» **Exercise directions**
Gather all lines in the records below that include the word "cosα".
▬▬▬▬▬▬
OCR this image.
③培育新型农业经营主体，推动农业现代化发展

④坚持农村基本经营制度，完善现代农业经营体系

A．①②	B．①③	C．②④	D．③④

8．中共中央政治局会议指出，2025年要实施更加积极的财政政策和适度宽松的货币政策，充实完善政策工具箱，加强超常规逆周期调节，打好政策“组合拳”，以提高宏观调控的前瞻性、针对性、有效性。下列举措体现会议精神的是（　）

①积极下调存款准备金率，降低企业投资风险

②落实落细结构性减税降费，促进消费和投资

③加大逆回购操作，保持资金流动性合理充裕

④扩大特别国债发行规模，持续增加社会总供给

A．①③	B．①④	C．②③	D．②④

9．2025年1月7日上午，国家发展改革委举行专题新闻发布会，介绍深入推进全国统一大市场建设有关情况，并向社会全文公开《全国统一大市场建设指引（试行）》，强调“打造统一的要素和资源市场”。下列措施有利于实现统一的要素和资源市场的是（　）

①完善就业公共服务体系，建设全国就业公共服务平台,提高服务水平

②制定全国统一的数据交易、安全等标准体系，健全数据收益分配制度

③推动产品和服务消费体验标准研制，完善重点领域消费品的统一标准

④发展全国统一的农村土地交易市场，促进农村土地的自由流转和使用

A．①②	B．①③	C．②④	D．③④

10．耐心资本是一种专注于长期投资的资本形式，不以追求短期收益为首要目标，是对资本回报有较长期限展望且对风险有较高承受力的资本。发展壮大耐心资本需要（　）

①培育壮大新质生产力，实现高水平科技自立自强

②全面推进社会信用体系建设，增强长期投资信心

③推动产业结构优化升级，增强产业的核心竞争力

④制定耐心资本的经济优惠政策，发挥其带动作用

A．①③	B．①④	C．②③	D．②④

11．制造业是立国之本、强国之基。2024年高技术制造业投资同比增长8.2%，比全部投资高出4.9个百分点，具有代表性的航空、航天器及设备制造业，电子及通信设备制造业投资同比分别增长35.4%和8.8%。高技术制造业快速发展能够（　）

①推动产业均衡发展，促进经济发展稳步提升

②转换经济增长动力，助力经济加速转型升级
▬▬▬▬▬▬
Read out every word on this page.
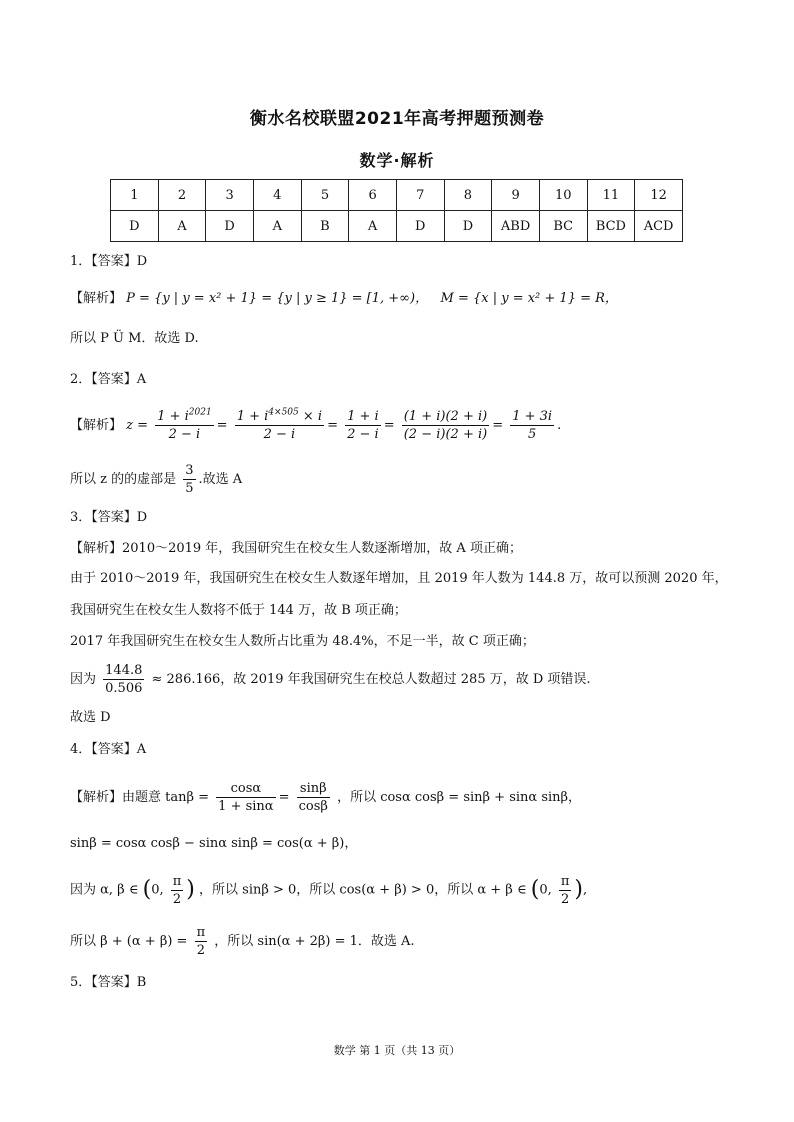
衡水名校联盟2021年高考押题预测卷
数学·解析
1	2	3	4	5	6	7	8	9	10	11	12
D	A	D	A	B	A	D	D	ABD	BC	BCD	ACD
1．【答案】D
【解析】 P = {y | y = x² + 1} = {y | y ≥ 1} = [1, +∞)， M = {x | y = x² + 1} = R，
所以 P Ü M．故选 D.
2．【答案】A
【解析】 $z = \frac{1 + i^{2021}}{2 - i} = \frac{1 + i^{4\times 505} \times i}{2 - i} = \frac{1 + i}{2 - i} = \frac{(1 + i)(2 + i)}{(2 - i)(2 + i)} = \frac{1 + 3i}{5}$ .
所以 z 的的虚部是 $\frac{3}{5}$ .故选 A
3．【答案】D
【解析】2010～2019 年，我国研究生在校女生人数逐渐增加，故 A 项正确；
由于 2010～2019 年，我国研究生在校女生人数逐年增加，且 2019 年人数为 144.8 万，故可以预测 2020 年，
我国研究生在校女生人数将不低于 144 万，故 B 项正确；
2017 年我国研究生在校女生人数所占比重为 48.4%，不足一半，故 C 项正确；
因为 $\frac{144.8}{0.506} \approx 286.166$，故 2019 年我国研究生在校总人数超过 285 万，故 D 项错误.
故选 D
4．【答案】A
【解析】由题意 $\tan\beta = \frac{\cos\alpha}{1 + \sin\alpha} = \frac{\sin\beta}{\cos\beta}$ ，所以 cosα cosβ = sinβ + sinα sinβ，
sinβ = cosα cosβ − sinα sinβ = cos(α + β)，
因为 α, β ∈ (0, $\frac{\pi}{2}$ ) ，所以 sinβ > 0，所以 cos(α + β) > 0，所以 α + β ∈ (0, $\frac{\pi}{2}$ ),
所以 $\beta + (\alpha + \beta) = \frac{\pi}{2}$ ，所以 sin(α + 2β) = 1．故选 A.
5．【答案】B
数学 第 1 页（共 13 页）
▬▬▬▬▬▬
» **Written solution**
【解析】由题意 $\tan\beta = \frac{\cos\alpha}{1 + \sin\alpha} = \frac{\sin\beta}{\cos\beta}$ ，所以 cosα cosβ = sinβ + sinα sinβ，
sinβ = cosα cosβ − sinα sinβ = cos(α + β)，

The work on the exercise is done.